**Data lines**
(begin)
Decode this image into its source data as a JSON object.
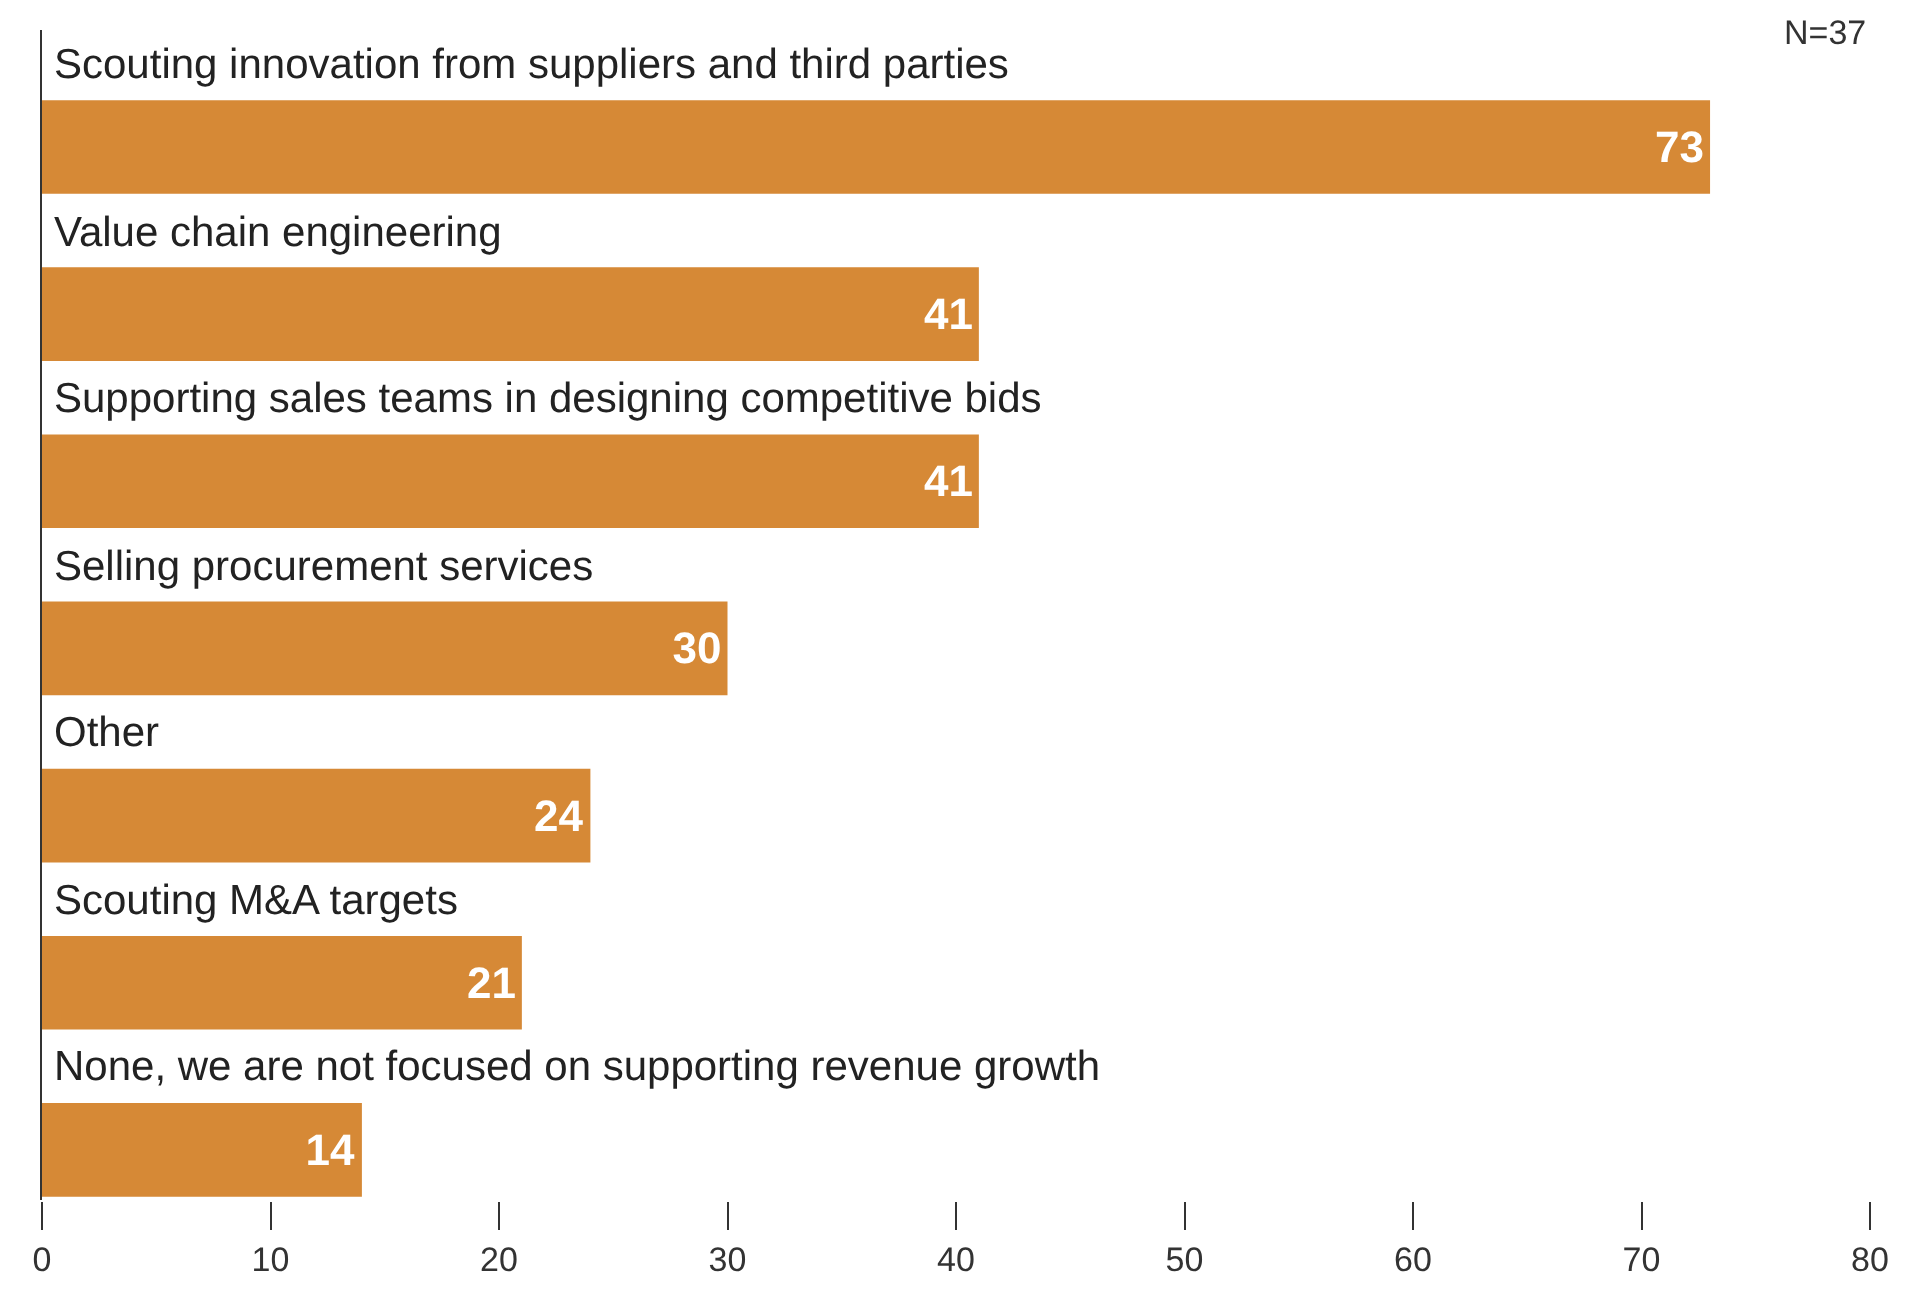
{
  "chart_data": {
    "type": "bar",
    "orientation": "horizontal",
    "categories": [
      "Scouting innovation from suppliers and third parties",
      "Value chain engineering",
      "Supporting sales teams in designing competitive bids",
      "Selling procurement services",
      "Other",
      "Scouting M&A targets",
      "None, we are not focused on supporting revenue growth"
    ],
    "values": [
      73,
      41,
      41,
      30,
      24,
      21,
      14
    ],
    "color": "#d68936",
    "data_labels": true,
    "xlim": [
      0,
      80
    ],
    "xticks": [
      0,
      10,
      20,
      30,
      40,
      50,
      60,
      70,
      80
    ],
    "legend": false,
    "annotations": [
      "N=37"
    ]
  }
}
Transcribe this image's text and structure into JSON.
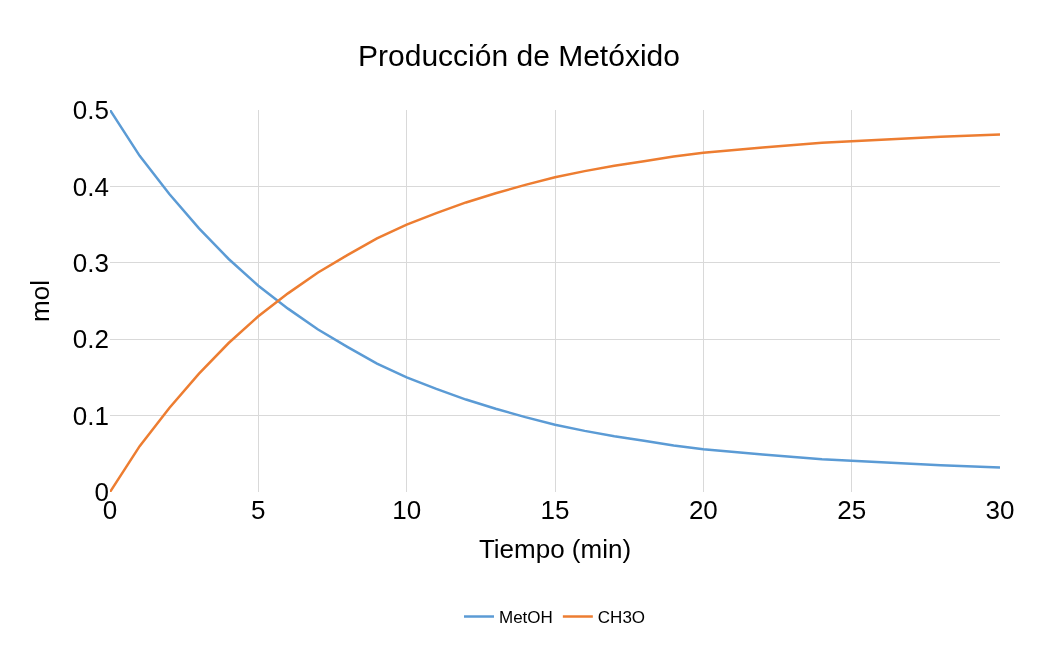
(end)
**Requirement**
Reproduce the data above in full, exactly as it is, with the pictures left out.

**Response**
Decode this image into its source data as a JSON object.
{
  "chart_data": {
    "type": "bar",
    "orientation": "horizontal",
    "categories": [
      "Scouting innovation from suppliers and third parties",
      "Value chain engineering",
      "Supporting sales teams in designing competitive bids",
      "Selling procurement services",
      "Other",
      "Scouting M&A targets",
      "None, we are not focused on supporting revenue growth"
    ],
    "values": [
      73,
      41,
      41,
      30,
      24,
      21,
      14
    ],
    "color": "#d68936",
    "data_labels": true,
    "xlim": [
      0,
      80
    ],
    "xticks": [
      0,
      10,
      20,
      30,
      40,
      50,
      60,
      70,
      80
    ],
    "legend": false,
    "annotations": [
      "N=37"
    ]
  }
}
Transcribe this image's text and structure into JSON.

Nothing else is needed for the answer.